— START OF Supplied material —

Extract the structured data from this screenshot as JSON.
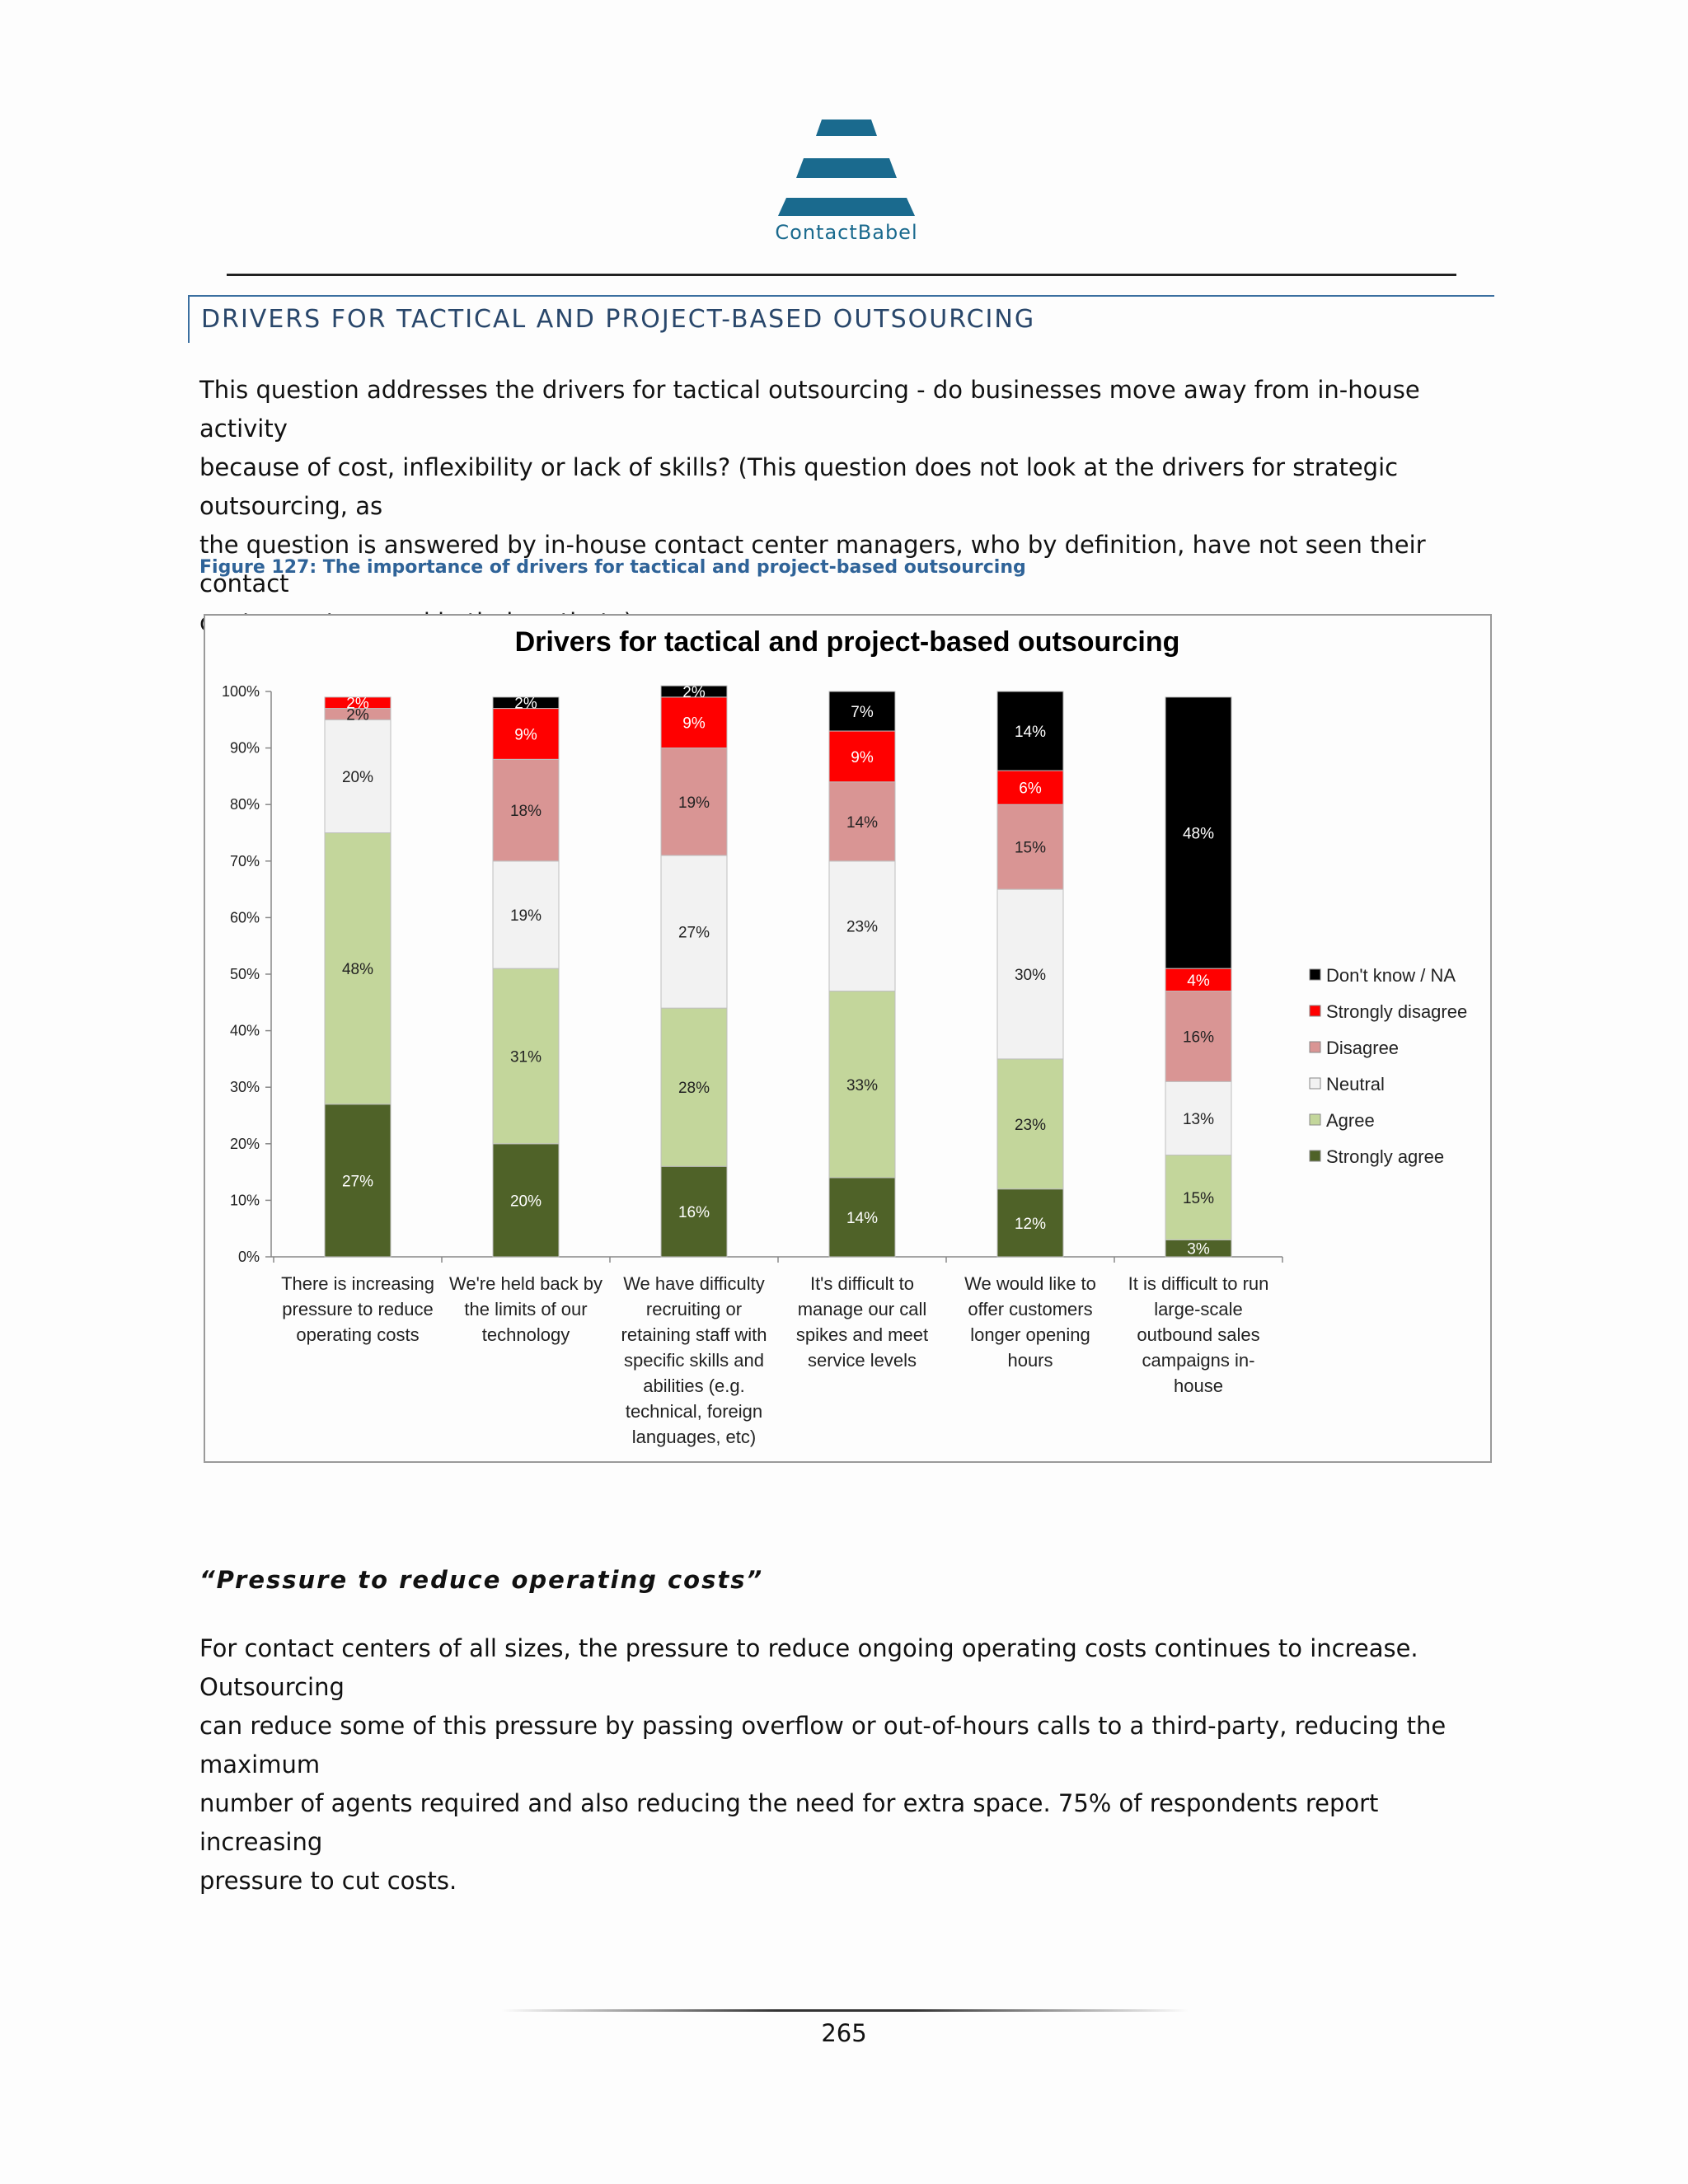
{
  "header": {
    "logo_text": "ContactBabel",
    "logo_color": "#1a6a8e"
  },
  "section": {
    "title": "DRIVERS FOR TACTICAL AND PROJECT-BASED OUTSOURCING"
  },
  "intro_lines": [
    "This question addresses the drivers for tactical outsourcing - do businesses move away from in-house activity",
    "because of cost, inflexibility or lack of skills? (This question does not look at the drivers for strategic outsourcing, as",
    "the question is answered by in-house contact center managers, who by definition, have not seen their contact",
    "centers outsourced in their entirety)."
  ],
  "figure_caption": "Figure 127: The importance of drivers for tactical and project-based outsourcing",
  "chart_data": {
    "type": "bar",
    "stacked": true,
    "title": "Drivers for tactical and project-based outsourcing",
    "ylim": [
      0,
      100
    ],
    "yticks": [
      "0%",
      "10%",
      "20%",
      "30%",
      "40%",
      "50%",
      "60%",
      "70%",
      "80%",
      "90%",
      "100%"
    ],
    "categories": [
      [
        "There is increasing",
        "pressure to reduce",
        "operating costs"
      ],
      [
        "We're held back by",
        "the limits of our",
        "technology"
      ],
      [
        "We have difficulty",
        "recruiting or",
        "retaining staff with",
        "specific skills and",
        "abilities (e.g.",
        "technical, foreign",
        "languages, etc)"
      ],
      [
        "It's difficult to",
        "manage our call",
        "spikes and meet",
        "service levels"
      ],
      [
        "We would  like to",
        "offer customers",
        "longer opening",
        "hours"
      ],
      [
        "It is difficult to run",
        "large-scale",
        "outbound  sales",
        "campaigns in-",
        "house"
      ]
    ],
    "series": [
      {
        "name": "Strongly agree",
        "color": "#4f6228",
        "values": [
          27,
          20,
          16,
          14,
          12,
          3
        ]
      },
      {
        "name": "Agree",
        "color": "#c3d69b",
        "values": [
          48,
          31,
          28,
          33,
          23,
          15
        ]
      },
      {
        "name": "Neutral",
        "color": "#f2f2f2",
        "values": [
          20,
          19,
          27,
          23,
          30,
          13
        ]
      },
      {
        "name": "Disagree",
        "color": "#d99594",
        "values": [
          2,
          18,
          19,
          14,
          15,
          16
        ]
      },
      {
        "name": "Strongly disagree",
        "color": "#ff0000",
        "values": [
          2,
          9,
          9,
          9,
          6,
          4
        ]
      },
      {
        "name": "Don't know / NA",
        "color": "#000000",
        "values": [
          0,
          2,
          2,
          7,
          14,
          48
        ]
      }
    ],
    "legend_position": "right",
    "grid": false
  },
  "subheading": "“Pressure to reduce operating costs”",
  "body_lines": [
    "For contact centers of all sizes, the pressure to reduce ongoing operating costs continues to increase. Outsourcing",
    "can reduce some of this pressure by passing overflow or out-of-hours calls to a third-party, reducing the maximum",
    "number of agents required and also reducing the need for extra space. 75% of respondents report increasing",
    "pressure to cut costs."
  ],
  "page_number": "265"
}
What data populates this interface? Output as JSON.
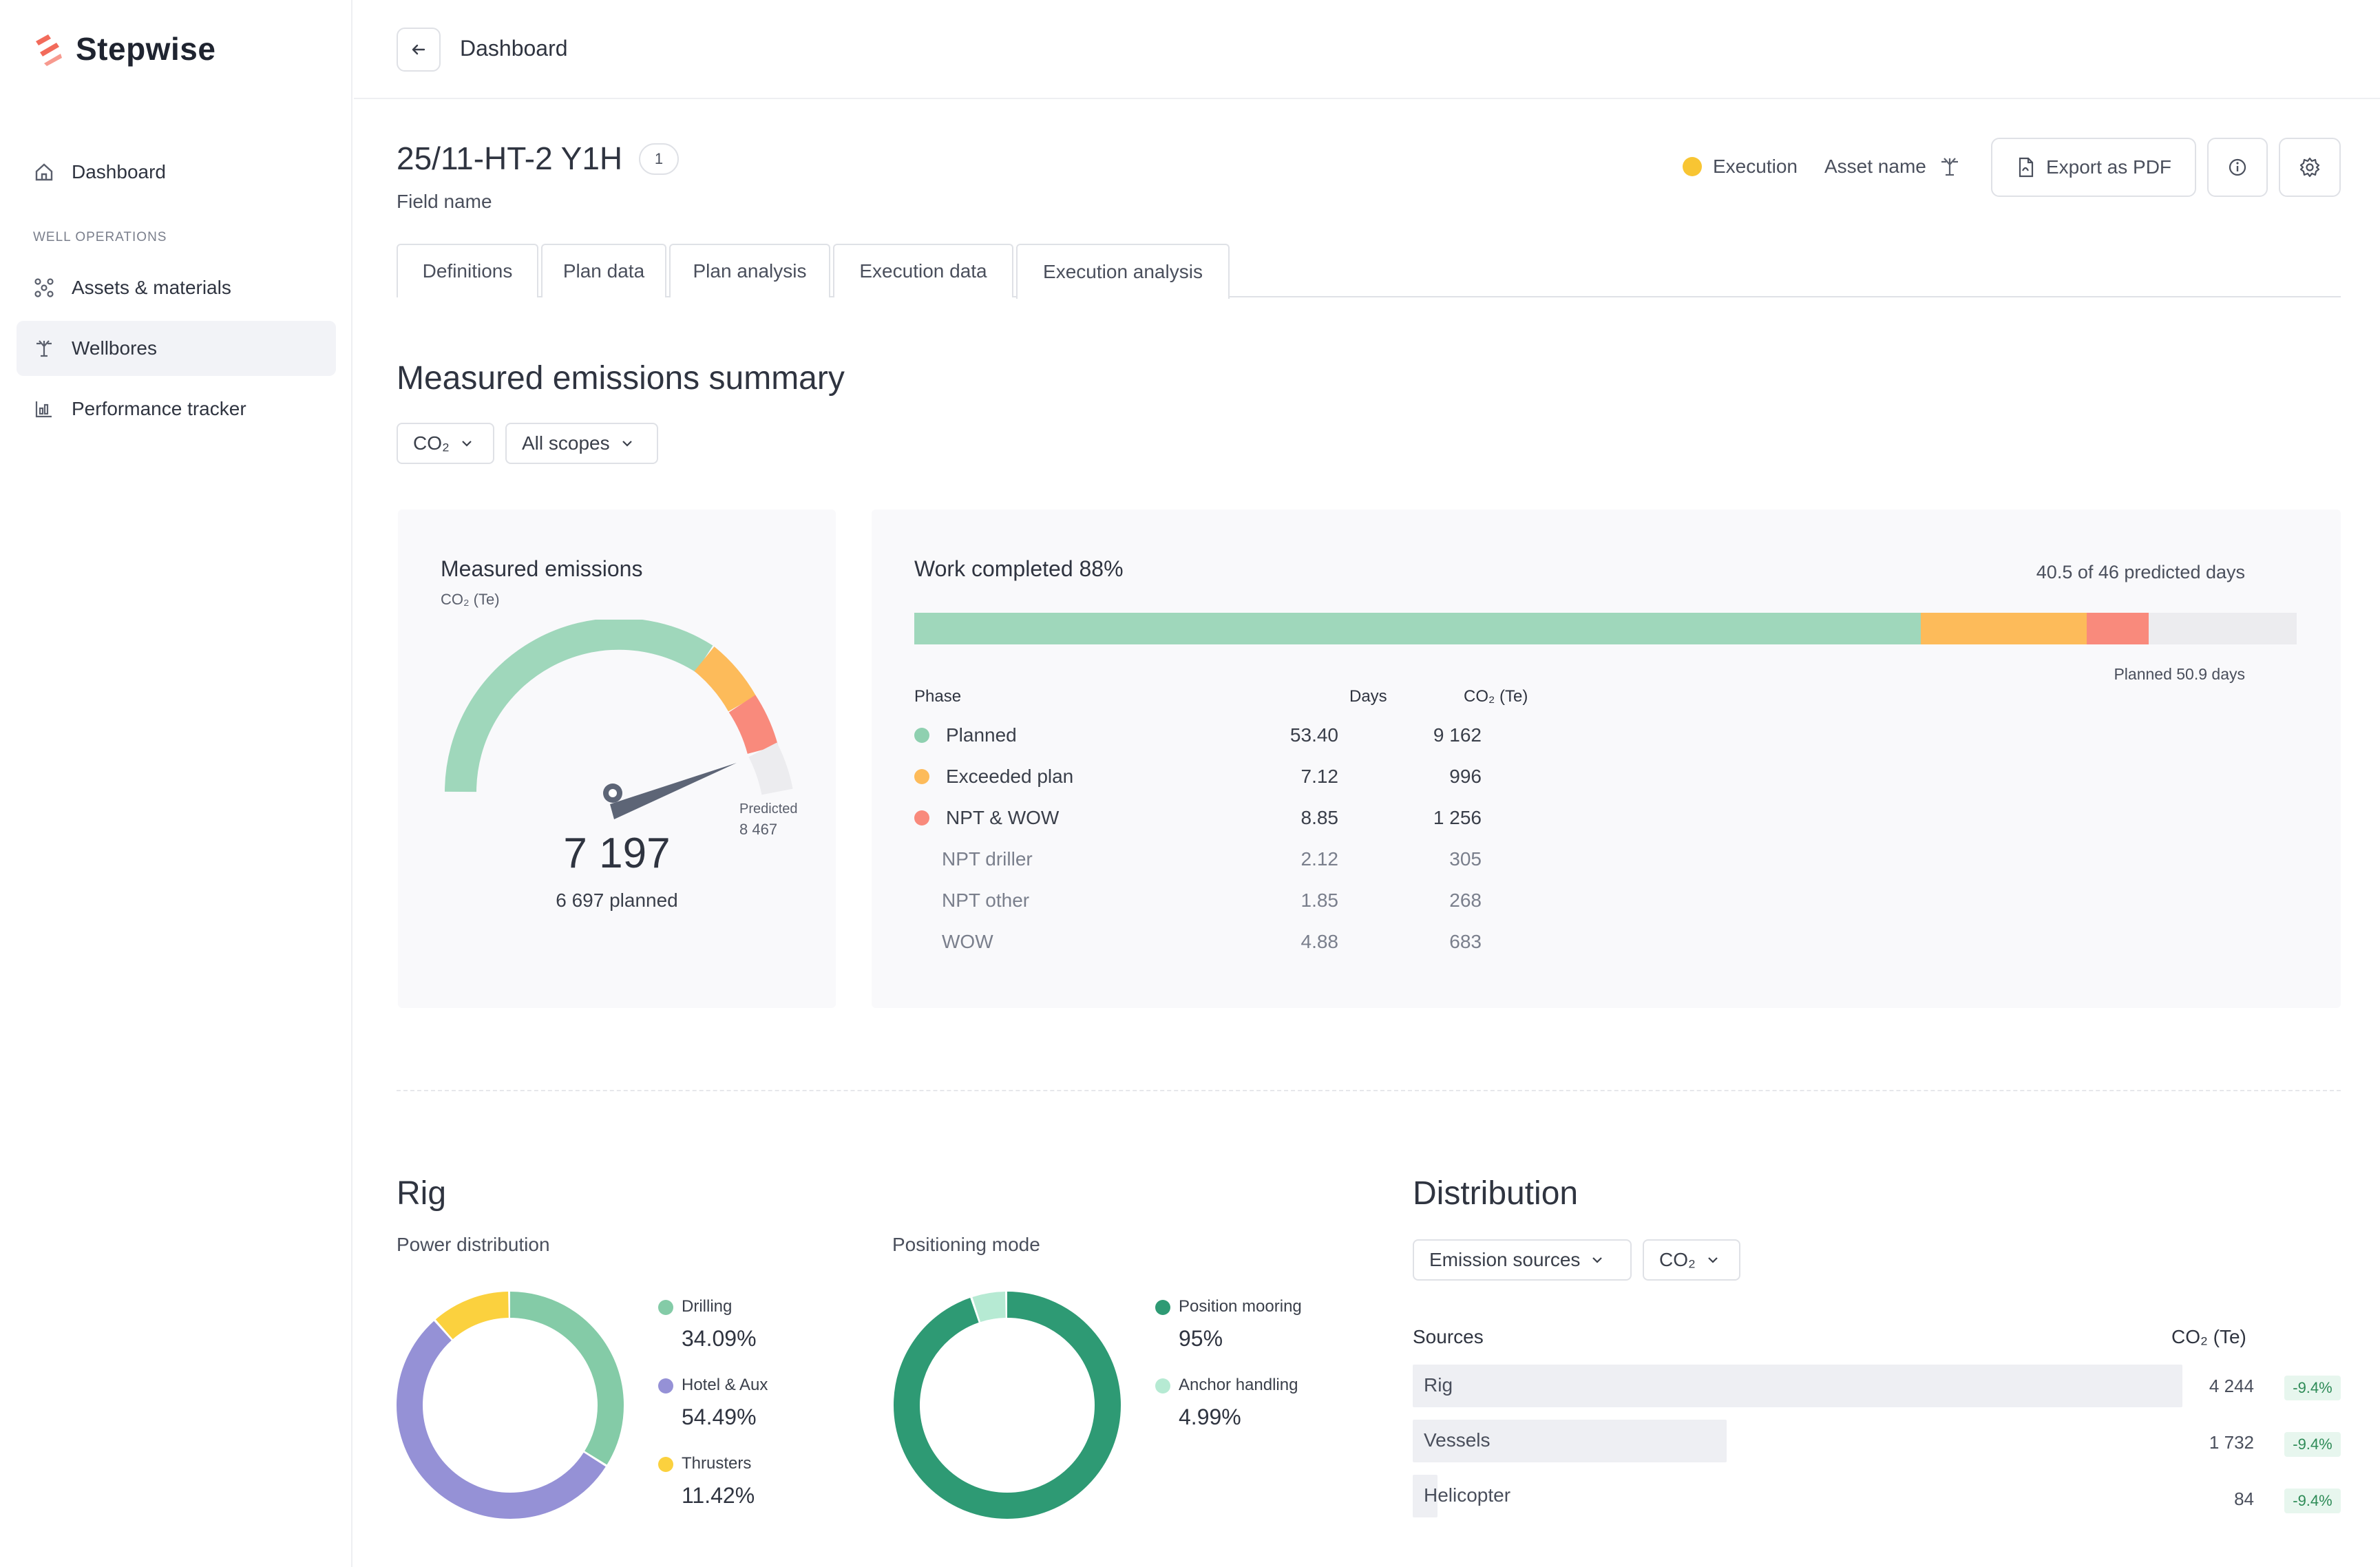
{
  "app": {
    "name": "Stepwise",
    "brand_color": "#f26b5b"
  },
  "sidebar": {
    "items": [
      {
        "label": "Dashboard",
        "icon": "home-icon"
      },
      {
        "label": "Assets & materials",
        "icon": "nodes-icon"
      },
      {
        "label": "Wellbores",
        "icon": "rig-icon"
      },
      {
        "label": "Performance tracker",
        "icon": "bar-chart-icon"
      }
    ],
    "section_label": "WELL OPERATIONS"
  },
  "header": {
    "breadcrumb": "Dashboard",
    "title": "25/11-HT-2 Y1H",
    "title_badge": "1",
    "subtitle": "Field name",
    "status": "Execution",
    "asset": "Asset name",
    "export_label": "Export as PDF"
  },
  "tabs": [
    "Definitions",
    "Plan data",
    "Plan analysis",
    "Execution data",
    "Execution analysis"
  ],
  "summary": {
    "title": "Measured emissions summary",
    "filter_gas": "CO₂",
    "filter_scope": "All scopes",
    "gauge": {
      "title": "Measured emissions",
      "unit": "CO₂ (Te)",
      "value": "7 197",
      "planned": "6 697 planned",
      "predicted_label": "Predicted",
      "predicted_value": "8 467"
    },
    "work": {
      "title": "Work completed 88%",
      "days_text": "40.5 of 46 predicted days",
      "planned_days_text": "Planned 50.9 days",
      "progress": {
        "planned": 0.728,
        "exceeded": 0.12,
        "npt": 0.045
      },
      "head_phase": "Phase",
      "head_days": "Days",
      "head_co2": "CO₂ (Te)",
      "rows": [
        {
          "phase": "Planned",
          "days": "53.40",
          "co2": "9 162",
          "color": "#8fd0b0"
        },
        {
          "phase": "Exceeded plan",
          "days": "7.12",
          "co2": "996",
          "color": "#fdbb5a"
        },
        {
          "phase": "NPT & WOW",
          "days": "8.85",
          "co2": "1 256",
          "color": "#f98a7c"
        },
        {
          "phase": "NPT driller",
          "days": "2.12",
          "co2": "305"
        },
        {
          "phase": "NPT other",
          "days": "1.85",
          "co2": "268"
        },
        {
          "phase": "WOW",
          "days": "4.88",
          "co2": "683"
        }
      ]
    }
  },
  "rig": {
    "title": "Rig",
    "power_title": "Power distribution",
    "power": [
      {
        "label": "Drilling",
        "value": "34.09%",
        "pct": 34.09,
        "color": "#84cba7"
      },
      {
        "label": "Hotel & Aux",
        "value": "54.49%",
        "pct": 54.49,
        "color": "#9591d6"
      },
      {
        "label": "Thrusters",
        "value": "11.42%",
        "pct": 11.42,
        "color": "#fbd13e"
      }
    ],
    "positioning_title": "Positioning mode",
    "positioning": [
      {
        "label": "Position mooring",
        "value": "95%",
        "pct": 95,
        "color": "#2e9a74"
      },
      {
        "label": "Anchor handling",
        "value": "4.99%",
        "pct": 4.99,
        "color": "#b6ead3"
      }
    ]
  },
  "distribution": {
    "title": "Distribution",
    "filter_source": "Emission sources",
    "filter_gas": "CO₂",
    "head_sources": "Sources",
    "head_co2": "CO₂ (Te)",
    "rows": [
      {
        "name": "Rig",
        "value": "4 244",
        "share": 1.0,
        "badge": "-9.4%"
      },
      {
        "name": "Vessels",
        "value": "1 732",
        "share": 0.408,
        "badge": "-9.4%"
      },
      {
        "name": "Helicopter",
        "value": "84",
        "share": 0.02,
        "badge": "-9.4%"
      }
    ]
  }
}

— END OF Supplied material —

From the data above, gather every line that includes the word "increasing".

• _Solution_:
        "There is increasing",
    "number of agents required and also reducing the need for extra space. 75% of respondents report increasing",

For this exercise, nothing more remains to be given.